--- WHAT YOU WILL DO ---
Gather all lines from the material that contain "title".

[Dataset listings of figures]

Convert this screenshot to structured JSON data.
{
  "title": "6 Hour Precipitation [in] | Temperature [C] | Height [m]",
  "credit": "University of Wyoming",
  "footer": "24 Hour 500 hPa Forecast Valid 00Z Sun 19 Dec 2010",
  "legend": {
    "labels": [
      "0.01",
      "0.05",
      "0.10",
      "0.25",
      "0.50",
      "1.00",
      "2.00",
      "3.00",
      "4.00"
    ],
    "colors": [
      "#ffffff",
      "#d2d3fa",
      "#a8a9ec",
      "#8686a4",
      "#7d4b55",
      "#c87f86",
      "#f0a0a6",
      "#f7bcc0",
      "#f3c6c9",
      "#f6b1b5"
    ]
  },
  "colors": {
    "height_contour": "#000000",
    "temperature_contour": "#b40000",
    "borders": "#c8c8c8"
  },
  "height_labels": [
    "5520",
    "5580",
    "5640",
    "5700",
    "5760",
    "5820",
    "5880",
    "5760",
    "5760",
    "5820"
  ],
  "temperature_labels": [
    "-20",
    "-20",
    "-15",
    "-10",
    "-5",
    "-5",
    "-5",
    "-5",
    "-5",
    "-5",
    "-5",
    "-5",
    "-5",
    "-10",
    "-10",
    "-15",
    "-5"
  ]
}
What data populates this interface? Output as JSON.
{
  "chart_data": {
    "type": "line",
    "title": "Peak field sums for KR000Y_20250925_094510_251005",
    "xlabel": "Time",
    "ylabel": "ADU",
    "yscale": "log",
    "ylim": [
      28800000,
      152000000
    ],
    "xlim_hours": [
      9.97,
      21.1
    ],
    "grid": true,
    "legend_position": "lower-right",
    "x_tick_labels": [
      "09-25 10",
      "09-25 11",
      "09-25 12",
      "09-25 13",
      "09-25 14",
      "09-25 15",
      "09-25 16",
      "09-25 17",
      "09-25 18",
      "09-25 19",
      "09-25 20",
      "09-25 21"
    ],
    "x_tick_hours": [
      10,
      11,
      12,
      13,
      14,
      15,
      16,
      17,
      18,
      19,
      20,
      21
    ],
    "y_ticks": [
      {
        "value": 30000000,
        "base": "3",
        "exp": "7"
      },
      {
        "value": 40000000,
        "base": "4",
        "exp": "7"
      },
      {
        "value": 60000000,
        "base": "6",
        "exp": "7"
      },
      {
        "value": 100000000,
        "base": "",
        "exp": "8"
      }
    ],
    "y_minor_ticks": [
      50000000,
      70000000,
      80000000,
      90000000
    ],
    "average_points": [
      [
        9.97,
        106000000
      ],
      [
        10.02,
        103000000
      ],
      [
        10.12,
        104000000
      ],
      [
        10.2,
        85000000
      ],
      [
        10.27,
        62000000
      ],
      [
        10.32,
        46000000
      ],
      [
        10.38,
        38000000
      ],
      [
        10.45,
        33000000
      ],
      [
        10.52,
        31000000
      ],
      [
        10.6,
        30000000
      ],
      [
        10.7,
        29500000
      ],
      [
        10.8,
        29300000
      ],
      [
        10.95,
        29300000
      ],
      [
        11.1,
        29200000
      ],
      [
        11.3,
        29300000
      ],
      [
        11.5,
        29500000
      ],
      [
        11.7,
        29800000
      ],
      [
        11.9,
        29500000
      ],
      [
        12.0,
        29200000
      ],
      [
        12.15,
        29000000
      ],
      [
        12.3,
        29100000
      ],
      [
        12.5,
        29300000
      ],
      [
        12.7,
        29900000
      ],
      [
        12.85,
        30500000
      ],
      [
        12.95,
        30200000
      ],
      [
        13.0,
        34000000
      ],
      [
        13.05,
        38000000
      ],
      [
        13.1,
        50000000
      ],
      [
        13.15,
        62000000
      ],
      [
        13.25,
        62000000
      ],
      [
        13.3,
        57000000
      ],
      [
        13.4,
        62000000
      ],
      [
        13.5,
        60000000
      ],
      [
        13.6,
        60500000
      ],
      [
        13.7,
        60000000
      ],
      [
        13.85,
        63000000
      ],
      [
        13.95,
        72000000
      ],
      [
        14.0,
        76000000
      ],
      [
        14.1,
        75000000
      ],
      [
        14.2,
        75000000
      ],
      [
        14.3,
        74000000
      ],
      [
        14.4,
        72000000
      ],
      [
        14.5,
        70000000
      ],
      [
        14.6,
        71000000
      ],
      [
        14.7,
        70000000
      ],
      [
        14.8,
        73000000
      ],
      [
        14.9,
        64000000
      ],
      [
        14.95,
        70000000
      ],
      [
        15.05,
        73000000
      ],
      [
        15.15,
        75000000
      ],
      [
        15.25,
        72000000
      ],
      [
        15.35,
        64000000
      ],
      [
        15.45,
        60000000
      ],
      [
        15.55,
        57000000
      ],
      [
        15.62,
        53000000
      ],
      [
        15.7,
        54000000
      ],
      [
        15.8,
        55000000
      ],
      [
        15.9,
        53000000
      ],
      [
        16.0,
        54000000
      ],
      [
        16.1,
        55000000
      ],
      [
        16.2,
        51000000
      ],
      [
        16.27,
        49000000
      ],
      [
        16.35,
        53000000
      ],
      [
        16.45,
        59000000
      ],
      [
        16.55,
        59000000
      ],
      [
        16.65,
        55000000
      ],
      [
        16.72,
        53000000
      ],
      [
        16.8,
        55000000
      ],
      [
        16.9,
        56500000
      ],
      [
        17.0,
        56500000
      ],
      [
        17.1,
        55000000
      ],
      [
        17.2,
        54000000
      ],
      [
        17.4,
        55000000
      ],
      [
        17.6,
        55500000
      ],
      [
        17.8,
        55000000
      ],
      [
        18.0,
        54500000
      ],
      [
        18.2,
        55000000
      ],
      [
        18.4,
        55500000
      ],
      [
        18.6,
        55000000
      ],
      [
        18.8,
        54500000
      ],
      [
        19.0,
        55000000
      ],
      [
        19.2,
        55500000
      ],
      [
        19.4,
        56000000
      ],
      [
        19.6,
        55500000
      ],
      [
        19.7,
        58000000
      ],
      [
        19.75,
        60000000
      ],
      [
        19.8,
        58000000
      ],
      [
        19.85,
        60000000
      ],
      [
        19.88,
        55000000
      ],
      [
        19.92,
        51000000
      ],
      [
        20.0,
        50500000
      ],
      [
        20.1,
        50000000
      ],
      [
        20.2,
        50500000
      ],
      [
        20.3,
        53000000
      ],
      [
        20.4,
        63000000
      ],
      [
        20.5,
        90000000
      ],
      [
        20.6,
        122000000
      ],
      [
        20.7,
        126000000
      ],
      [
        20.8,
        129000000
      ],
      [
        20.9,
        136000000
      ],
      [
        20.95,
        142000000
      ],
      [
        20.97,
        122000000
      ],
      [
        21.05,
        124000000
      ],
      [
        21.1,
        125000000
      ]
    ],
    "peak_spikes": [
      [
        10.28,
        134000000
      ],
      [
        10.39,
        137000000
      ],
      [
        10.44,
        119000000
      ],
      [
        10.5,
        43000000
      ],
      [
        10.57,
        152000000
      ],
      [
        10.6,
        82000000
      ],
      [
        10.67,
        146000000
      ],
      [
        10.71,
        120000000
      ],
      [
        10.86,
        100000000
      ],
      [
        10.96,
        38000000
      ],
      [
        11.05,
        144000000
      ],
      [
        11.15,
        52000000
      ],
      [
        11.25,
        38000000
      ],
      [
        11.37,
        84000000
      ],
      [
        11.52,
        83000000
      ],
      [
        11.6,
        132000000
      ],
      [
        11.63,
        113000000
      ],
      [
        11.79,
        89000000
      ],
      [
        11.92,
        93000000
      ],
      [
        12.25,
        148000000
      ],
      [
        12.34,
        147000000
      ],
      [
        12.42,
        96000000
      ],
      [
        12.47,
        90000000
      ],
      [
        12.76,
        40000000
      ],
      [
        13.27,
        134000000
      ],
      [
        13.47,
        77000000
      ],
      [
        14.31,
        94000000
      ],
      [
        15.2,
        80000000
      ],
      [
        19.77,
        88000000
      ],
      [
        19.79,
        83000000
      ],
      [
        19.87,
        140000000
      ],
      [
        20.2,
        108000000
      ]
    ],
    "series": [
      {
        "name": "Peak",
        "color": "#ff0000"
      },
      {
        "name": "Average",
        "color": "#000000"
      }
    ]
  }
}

--- ANSWER TO THIS TASK ---
  "title": "6 Hour Precipitation [in] | Temperature [C] | Height [m]",
    "title": "Peak field sums for KR000Y_20250925_094510_251005",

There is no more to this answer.